BEGIN Records provided
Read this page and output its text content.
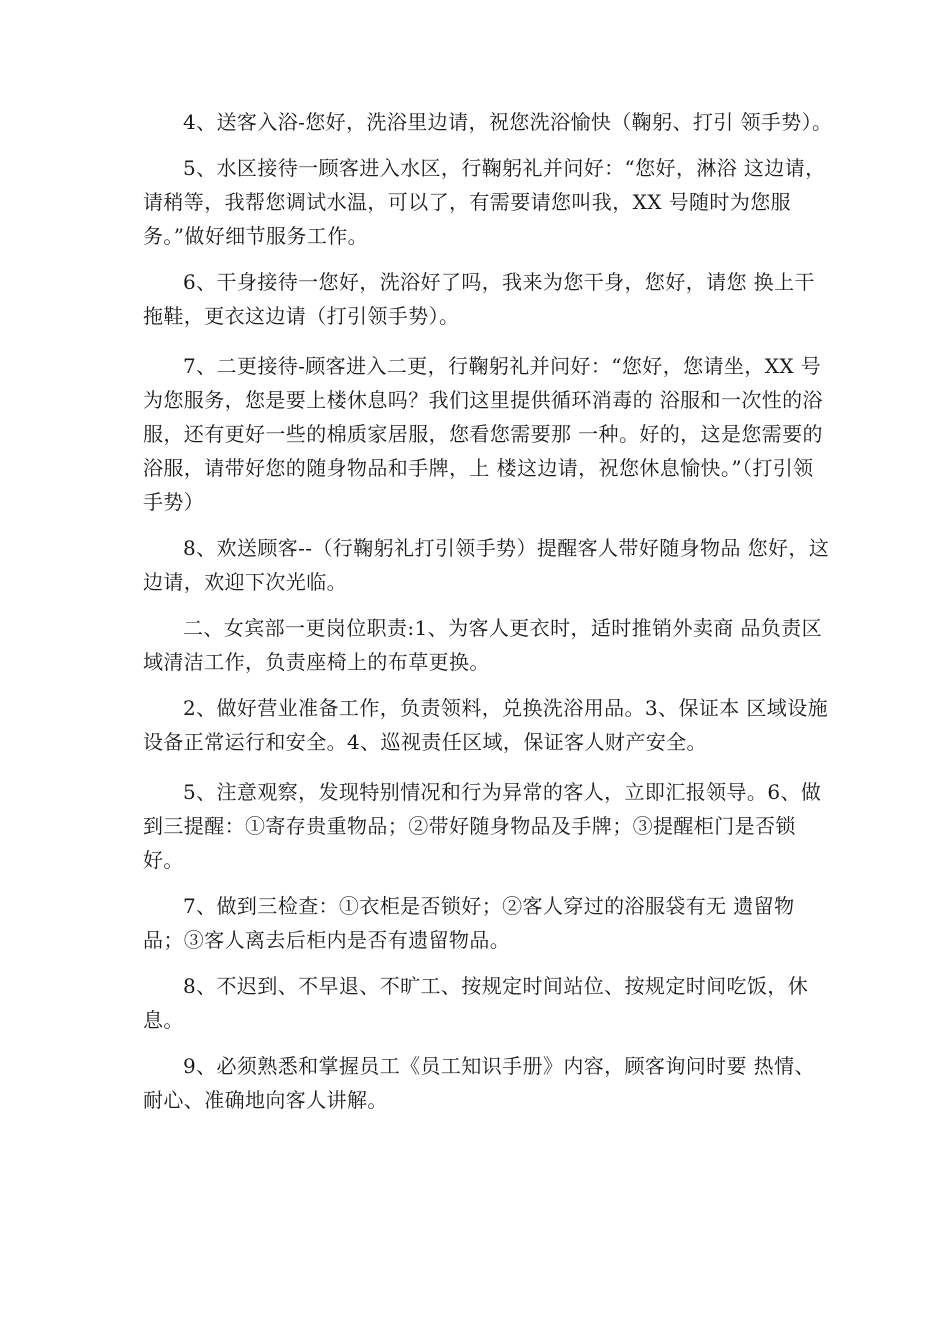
4、送客入浴-您好，洗浴里边请，祝您洗浴愉快（鞠躬、打引 领手势）。

5、水区接待一顾客进入水区，行鞠躬礼并问好：“您好，淋浴 这边请，请稍等，我帮您调试水温，可以了，有需要请您叫我，XX 号随时为您服务。”做好细节服务工作。

6、干身接待一您好，洗浴好了吗，我来为您干身，您好，请您 换上干拖鞋，更衣这边请（打引领手势）。

7、二更接待-顾客进入二更，行鞠躬礼并问好：“您好，您请坐，XX 号为您服务，您是要上楼休息吗？我们这里提供循环消毒的 浴服和一次性的浴服，还有更好一些的棉质家居服，您看您需要那 一种。好的，这是您需要的浴服，请带好您的随身物品和手牌，上 楼这边请，祝您休息愉快。”（打引领手势）

8、欢送顾客--（行鞠躬礼打引领手势）提醒客人带好随身物品 您好，这边请，欢迎下次光临。

二、女宾部一更岗位职责:1、为客人更衣时，适时推销外卖商 品负责区域清洁工作，负责座椅上的布草更换。

2、做好营业准备工作，负责领料，兑换洗浴用品。3、保证本 区域设施设备正常运行和安全。4、巡视责任区域，保证客人财产安全。

5、注意观察，发现特别情况和行为异常的客人，立即汇报领导。6、做到三提醒：①寄存贵重物品；②带好随身物品及手牌；③提醒柜门是否锁好。

7、做到三检查：①衣柜是否锁好；②客人穿过的浴服袋有无 遗留物品；③客人离去后柜内是否有遗留物品。

8、不迟到、不早退、不旷工、按规定时间站位、按规定时间吃饭，休息。

9、必须熟悉和掌握员工《员工知识手册》内容，顾客询问时要 热情、耐心、准确地向客人讲解。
END Records provided
## [What is required]
Pictures are to be left out; repeat all the remaining data exactly.

## [Exercise output]
Read this page and output its text content.
4、送客入浴-您好，洗浴里边请，祝您洗浴愉快（鞠躬、打引 领手势）。

5、水区接待一顾客进入水区，行鞠躬礼并问好：“您好，淋浴 这边请，请稍等，我帮您调试水温，可以了，有需要请您叫我，XX 号随时为您服务。”做好细节服务工作。

6、干身接待一您好，洗浴好了吗，我来为您干身，您好，请您 换上干拖鞋，更衣这边请（打引领手势）。

7、二更接待-顾客进入二更，行鞠躬礼并问好：“您好，您请坐，XX 号为您服务，您是要上楼休息吗？我们这里提供循环消毒的 浴服和一次性的浴服，还有更好一些的棉质家居服，您看您需要那 一种。好的，这是您需要的浴服，请带好您的随身物品和手牌，上 楼这边请，祝您休息愉快。”（打引领手势）

8、欢送顾客--（行鞠躬礼打引领手势）提醒客人带好随身物品 您好，这边请，欢迎下次光临。

二、女宾部一更岗位职责:1、为客人更衣时，适时推销外卖商 品负责区域清洁工作，负责座椅上的布草更换。

2、做好营业准备工作，负责领料，兑换洗浴用品。3、保证本 区域设施设备正常运行和安全。4、巡视责任区域，保证客人财产安全。

5、注意观察，发现特别情况和行为异常的客人，立即汇报领导。6、做到三提醒：①寄存贵重物品；②带好随身物品及手牌；③提醒柜门是否锁好。

7、做到三检查：①衣柜是否锁好；②客人穿过的浴服袋有无 遗留物品；③客人离去后柜内是否有遗留物品。

8、不迟到、不早退、不旷工、按规定时间站位、按规定时间吃饭，休息。

9、必须熟悉和掌握员工《员工知识手册》内容，顾客询问时要 热情、耐心、准确地向客人讲解。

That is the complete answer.